**Job:** Among the lines below, how many carry the string "BRASS"? Reply with a number and nothing else.

**Input data:**
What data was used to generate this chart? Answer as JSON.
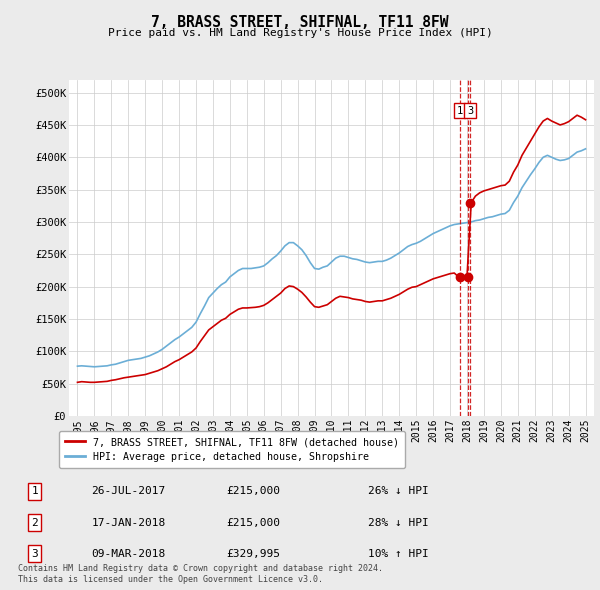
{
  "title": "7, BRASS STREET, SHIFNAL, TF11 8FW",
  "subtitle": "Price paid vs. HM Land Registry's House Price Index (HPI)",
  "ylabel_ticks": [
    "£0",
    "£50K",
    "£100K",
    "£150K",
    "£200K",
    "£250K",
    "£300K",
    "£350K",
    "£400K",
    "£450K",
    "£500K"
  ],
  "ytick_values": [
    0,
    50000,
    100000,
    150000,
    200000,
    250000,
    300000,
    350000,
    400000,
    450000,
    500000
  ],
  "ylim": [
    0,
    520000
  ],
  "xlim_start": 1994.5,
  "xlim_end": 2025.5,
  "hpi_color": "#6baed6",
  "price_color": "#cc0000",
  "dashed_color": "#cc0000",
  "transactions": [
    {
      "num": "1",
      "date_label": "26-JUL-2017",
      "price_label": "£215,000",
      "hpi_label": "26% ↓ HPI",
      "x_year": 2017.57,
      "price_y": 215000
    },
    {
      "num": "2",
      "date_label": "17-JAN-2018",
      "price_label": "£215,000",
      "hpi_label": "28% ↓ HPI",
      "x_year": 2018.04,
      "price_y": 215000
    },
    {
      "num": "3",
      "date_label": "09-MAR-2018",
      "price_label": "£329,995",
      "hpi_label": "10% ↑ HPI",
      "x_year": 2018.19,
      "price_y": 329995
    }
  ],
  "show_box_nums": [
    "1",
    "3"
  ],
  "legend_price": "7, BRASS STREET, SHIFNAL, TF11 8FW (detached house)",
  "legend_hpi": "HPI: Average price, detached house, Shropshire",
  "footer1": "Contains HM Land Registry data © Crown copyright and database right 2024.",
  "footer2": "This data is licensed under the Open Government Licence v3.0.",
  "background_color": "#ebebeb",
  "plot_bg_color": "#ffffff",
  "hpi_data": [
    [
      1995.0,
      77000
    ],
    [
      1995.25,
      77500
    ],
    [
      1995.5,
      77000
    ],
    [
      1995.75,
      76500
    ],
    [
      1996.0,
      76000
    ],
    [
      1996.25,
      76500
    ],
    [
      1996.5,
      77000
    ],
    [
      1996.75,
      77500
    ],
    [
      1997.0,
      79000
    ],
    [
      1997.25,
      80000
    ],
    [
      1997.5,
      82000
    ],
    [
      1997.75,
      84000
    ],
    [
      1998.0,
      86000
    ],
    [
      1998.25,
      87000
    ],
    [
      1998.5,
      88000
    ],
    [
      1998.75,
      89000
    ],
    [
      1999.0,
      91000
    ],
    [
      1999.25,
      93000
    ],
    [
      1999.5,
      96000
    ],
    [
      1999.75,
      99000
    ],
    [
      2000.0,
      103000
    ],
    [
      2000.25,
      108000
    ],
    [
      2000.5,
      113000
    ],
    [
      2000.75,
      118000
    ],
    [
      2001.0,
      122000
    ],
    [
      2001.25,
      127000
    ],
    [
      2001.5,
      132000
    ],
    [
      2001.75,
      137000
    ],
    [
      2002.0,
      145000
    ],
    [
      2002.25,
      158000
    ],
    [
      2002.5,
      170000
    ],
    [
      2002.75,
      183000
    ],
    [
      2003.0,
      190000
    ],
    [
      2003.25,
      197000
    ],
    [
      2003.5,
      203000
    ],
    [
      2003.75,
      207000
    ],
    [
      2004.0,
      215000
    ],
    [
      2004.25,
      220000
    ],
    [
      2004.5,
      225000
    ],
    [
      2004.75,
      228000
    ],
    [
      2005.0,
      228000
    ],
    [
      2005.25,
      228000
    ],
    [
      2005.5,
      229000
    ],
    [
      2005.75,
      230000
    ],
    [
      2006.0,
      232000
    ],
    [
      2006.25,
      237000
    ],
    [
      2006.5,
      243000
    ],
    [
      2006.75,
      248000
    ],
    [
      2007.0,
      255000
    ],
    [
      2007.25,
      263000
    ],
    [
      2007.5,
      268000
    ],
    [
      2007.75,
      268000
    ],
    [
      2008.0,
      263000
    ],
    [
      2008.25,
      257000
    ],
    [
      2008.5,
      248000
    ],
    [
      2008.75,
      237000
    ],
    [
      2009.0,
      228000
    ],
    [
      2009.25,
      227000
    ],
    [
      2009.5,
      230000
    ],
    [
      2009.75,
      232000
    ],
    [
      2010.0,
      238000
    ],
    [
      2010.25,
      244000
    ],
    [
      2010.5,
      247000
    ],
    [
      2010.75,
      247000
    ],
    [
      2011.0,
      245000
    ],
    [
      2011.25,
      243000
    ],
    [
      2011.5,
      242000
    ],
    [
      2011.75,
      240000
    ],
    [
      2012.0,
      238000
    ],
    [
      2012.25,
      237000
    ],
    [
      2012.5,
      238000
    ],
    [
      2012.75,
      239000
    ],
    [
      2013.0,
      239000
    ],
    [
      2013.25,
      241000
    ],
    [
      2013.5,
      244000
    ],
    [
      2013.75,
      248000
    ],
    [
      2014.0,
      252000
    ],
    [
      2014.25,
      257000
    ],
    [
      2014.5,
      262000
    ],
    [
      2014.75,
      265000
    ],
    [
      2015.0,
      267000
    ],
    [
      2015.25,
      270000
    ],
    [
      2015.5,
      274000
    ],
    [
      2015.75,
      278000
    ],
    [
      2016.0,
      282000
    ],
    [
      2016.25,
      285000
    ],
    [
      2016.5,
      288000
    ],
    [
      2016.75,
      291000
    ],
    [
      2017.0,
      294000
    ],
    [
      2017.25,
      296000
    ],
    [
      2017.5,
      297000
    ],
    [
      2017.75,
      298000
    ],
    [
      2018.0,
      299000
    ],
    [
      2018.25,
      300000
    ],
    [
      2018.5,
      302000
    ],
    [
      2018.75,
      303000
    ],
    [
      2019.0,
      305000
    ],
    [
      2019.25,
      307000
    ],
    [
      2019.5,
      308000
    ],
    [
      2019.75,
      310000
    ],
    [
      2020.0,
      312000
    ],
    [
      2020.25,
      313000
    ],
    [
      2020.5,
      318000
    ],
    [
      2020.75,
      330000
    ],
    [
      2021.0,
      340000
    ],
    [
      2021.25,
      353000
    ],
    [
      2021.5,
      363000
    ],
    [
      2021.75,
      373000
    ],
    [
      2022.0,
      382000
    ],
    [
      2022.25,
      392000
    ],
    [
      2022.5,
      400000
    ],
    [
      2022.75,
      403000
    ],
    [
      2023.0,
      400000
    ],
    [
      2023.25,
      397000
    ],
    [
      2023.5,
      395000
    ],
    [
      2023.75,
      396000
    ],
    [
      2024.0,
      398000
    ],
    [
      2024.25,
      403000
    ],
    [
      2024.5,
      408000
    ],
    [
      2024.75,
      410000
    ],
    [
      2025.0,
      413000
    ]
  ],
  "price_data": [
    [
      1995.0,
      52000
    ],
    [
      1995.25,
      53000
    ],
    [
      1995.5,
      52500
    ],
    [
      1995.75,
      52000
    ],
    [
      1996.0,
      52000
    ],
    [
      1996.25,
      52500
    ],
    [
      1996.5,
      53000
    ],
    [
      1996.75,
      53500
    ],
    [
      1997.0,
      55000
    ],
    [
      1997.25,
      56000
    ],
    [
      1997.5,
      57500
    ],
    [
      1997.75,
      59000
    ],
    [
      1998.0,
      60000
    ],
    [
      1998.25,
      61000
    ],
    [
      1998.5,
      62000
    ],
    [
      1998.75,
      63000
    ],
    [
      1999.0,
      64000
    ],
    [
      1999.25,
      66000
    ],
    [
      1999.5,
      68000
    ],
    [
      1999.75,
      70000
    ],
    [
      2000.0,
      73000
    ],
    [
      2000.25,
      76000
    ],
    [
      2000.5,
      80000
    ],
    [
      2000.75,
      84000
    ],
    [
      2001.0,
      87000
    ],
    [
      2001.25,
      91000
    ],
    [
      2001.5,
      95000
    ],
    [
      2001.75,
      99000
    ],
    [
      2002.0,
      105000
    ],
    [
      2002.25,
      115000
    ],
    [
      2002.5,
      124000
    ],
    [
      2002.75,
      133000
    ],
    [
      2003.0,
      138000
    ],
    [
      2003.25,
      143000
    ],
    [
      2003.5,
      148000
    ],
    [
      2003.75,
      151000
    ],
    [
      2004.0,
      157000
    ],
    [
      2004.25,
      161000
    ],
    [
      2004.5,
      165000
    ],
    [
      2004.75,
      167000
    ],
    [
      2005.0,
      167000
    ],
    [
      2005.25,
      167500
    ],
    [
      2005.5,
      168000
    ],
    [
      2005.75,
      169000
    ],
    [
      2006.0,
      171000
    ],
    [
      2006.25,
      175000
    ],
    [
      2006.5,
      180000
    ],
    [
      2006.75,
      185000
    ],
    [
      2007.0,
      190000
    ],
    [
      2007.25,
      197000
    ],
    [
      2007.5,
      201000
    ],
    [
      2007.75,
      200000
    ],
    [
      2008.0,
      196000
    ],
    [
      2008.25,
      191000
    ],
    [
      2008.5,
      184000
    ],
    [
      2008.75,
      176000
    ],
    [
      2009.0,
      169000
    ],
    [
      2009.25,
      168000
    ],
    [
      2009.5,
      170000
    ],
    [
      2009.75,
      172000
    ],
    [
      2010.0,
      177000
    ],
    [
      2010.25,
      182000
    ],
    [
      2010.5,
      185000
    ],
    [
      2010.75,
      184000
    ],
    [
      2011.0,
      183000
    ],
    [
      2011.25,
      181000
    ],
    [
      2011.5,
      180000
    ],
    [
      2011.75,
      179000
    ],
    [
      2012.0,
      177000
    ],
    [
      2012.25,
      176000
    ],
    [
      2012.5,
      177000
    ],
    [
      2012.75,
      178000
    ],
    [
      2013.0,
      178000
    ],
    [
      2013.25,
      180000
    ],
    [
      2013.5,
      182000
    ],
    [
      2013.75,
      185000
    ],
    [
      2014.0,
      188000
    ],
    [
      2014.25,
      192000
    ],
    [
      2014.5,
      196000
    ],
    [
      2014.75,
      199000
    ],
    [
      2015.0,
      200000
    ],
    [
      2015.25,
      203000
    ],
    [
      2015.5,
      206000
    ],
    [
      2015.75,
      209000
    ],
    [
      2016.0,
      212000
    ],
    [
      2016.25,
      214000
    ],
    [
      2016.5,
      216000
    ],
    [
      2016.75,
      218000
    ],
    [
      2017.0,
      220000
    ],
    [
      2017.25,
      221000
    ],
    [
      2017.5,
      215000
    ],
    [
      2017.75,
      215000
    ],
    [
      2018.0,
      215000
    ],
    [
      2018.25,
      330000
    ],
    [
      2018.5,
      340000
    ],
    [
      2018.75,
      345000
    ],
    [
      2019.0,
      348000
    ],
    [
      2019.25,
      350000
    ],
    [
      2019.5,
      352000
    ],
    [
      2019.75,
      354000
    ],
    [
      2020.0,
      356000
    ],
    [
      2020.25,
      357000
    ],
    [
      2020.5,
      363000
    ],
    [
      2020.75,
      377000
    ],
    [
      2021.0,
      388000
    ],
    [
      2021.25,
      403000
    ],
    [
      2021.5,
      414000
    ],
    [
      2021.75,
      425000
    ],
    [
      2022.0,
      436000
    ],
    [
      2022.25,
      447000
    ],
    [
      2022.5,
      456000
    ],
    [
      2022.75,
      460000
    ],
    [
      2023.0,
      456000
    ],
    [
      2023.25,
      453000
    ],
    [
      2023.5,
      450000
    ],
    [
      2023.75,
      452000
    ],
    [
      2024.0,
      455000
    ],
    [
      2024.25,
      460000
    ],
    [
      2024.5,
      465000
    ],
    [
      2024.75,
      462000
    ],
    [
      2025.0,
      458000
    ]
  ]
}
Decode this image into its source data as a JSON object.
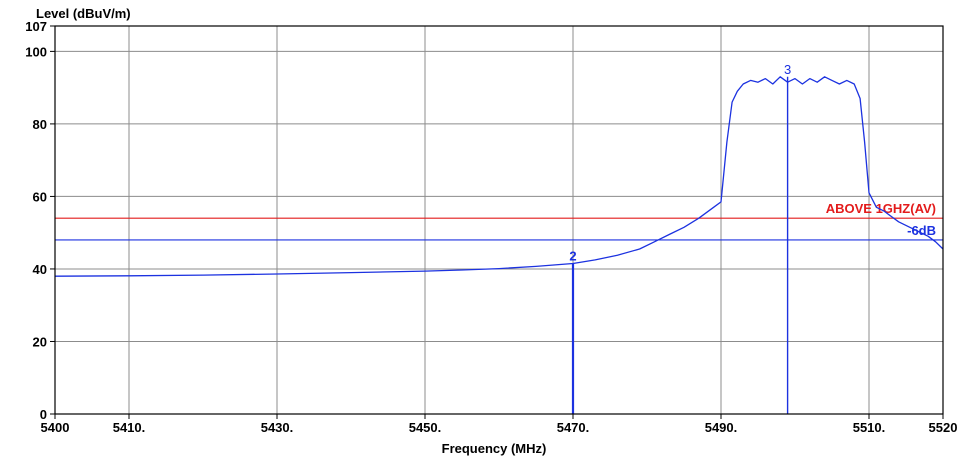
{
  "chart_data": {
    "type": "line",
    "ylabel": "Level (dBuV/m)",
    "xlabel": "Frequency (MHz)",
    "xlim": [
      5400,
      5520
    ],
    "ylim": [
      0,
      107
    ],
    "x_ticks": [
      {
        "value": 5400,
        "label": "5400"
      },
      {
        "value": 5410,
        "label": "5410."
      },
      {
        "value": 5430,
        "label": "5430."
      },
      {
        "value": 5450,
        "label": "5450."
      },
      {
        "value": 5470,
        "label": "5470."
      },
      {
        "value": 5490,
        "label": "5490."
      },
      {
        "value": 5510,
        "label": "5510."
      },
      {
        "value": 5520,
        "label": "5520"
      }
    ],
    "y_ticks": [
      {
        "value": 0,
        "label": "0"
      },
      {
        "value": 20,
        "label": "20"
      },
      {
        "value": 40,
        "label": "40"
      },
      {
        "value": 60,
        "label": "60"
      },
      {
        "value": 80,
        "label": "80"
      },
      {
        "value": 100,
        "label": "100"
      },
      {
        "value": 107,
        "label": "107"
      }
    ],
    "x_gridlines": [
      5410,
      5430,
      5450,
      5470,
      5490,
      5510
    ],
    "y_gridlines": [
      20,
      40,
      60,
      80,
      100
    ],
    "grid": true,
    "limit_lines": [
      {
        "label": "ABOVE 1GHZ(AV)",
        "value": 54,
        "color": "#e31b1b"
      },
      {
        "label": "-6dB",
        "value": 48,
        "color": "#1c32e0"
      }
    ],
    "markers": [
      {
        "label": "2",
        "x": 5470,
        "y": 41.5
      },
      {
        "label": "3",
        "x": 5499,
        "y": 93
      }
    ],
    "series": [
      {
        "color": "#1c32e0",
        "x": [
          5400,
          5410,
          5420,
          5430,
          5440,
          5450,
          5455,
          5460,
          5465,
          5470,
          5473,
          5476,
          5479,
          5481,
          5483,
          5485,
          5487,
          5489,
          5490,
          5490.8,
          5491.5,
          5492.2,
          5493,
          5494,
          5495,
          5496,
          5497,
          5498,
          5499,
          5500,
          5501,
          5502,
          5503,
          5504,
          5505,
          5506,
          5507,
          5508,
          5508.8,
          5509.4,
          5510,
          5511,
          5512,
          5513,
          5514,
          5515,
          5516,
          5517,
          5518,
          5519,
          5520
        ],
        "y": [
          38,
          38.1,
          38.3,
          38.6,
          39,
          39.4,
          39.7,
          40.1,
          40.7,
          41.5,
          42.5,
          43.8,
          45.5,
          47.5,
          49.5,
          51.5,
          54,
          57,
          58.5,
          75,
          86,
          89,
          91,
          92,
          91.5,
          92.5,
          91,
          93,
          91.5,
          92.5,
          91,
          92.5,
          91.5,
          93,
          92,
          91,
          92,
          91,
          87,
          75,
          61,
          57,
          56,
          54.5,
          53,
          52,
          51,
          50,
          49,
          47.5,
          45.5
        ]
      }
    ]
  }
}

**Task result:** 2